**Provided data**

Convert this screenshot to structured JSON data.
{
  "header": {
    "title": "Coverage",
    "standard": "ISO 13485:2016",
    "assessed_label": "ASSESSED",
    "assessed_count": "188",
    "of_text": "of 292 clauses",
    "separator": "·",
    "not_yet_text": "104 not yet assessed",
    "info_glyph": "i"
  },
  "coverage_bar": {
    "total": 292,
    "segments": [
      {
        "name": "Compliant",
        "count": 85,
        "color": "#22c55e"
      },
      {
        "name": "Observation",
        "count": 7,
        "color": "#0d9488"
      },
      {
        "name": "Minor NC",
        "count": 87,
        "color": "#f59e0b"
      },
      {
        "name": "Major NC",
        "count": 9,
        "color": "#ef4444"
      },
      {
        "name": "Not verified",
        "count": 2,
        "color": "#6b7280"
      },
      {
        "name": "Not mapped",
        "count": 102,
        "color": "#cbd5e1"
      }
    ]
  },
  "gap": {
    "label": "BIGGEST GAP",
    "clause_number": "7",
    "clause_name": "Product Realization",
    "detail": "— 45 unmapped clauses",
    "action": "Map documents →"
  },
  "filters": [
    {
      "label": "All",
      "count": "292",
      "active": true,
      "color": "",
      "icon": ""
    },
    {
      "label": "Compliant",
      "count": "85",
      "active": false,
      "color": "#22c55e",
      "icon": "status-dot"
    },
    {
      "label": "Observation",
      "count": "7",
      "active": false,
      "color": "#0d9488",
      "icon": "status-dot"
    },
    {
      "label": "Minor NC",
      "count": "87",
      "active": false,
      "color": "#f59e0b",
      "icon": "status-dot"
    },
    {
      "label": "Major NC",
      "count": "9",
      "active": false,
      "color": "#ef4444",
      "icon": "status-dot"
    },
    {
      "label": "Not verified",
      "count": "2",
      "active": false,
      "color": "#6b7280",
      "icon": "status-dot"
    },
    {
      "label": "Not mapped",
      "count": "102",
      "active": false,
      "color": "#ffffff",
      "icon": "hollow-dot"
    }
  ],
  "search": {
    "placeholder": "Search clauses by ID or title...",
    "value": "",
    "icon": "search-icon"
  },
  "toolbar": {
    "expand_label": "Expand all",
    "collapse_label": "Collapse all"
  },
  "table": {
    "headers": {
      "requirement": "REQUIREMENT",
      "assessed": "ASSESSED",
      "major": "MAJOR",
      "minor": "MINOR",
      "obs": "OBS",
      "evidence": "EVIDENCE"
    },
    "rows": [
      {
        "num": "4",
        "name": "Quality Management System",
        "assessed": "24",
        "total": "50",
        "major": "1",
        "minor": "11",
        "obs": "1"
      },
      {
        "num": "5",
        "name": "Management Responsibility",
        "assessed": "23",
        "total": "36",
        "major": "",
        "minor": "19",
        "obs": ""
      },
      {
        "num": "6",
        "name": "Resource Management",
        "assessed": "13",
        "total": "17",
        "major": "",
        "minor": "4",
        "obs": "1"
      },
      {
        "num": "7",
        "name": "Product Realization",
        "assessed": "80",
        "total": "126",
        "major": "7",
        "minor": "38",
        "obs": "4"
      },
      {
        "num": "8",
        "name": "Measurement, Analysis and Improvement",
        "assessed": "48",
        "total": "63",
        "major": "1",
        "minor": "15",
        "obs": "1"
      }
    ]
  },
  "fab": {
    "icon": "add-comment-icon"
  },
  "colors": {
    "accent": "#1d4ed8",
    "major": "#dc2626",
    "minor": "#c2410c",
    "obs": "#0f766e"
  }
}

**Work to be completed**
Select the lines from the entries that include the word "Realization".

**Reply**
    "clause_name": "Product Realization",
        "name": "Product Realization",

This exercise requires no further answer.